> **EXERCISE DETAILS**: Below are some records. Say how many of their lines include the string "Ингушетия", giving only the number.

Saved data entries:
──────────────────────────────
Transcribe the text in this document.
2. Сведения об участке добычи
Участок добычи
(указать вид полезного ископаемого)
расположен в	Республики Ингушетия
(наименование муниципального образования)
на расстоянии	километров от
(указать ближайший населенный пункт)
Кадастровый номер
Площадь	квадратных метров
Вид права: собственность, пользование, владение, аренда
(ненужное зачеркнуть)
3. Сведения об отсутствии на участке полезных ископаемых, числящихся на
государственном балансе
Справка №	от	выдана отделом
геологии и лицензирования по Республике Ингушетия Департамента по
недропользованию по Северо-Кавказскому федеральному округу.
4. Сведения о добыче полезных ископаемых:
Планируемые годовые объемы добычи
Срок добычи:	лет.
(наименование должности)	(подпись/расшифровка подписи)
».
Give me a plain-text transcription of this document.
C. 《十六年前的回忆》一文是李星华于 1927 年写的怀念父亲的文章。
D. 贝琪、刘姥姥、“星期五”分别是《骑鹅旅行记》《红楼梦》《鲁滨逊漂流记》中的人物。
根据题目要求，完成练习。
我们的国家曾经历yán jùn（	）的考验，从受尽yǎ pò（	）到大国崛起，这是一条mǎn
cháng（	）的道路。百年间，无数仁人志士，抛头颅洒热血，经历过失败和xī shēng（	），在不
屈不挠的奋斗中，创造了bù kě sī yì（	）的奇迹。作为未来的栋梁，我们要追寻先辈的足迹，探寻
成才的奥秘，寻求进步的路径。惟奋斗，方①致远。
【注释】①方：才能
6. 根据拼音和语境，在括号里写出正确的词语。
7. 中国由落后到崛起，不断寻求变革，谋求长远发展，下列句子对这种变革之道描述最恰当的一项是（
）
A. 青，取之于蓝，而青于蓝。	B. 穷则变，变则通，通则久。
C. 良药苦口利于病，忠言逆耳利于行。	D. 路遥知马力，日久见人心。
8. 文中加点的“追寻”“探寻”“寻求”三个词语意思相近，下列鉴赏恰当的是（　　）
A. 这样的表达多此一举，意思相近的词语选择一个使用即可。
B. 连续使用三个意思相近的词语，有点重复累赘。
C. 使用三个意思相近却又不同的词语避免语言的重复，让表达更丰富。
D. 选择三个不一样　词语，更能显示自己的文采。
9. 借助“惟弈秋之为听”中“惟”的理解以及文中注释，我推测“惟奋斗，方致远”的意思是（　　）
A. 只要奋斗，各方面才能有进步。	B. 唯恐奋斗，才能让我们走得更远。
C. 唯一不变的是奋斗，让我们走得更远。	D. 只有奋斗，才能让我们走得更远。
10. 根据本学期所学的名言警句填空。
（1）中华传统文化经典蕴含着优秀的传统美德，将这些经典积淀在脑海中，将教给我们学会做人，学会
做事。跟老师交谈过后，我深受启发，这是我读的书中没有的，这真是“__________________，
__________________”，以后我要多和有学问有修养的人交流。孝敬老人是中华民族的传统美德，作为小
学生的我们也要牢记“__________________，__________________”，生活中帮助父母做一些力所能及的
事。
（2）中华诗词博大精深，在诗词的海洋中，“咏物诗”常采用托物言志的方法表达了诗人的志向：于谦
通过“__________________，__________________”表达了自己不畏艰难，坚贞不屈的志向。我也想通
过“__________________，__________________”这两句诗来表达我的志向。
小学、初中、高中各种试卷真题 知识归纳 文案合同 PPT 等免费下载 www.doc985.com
──────────────────────────────
> **SOLVED EXERCISE**: 2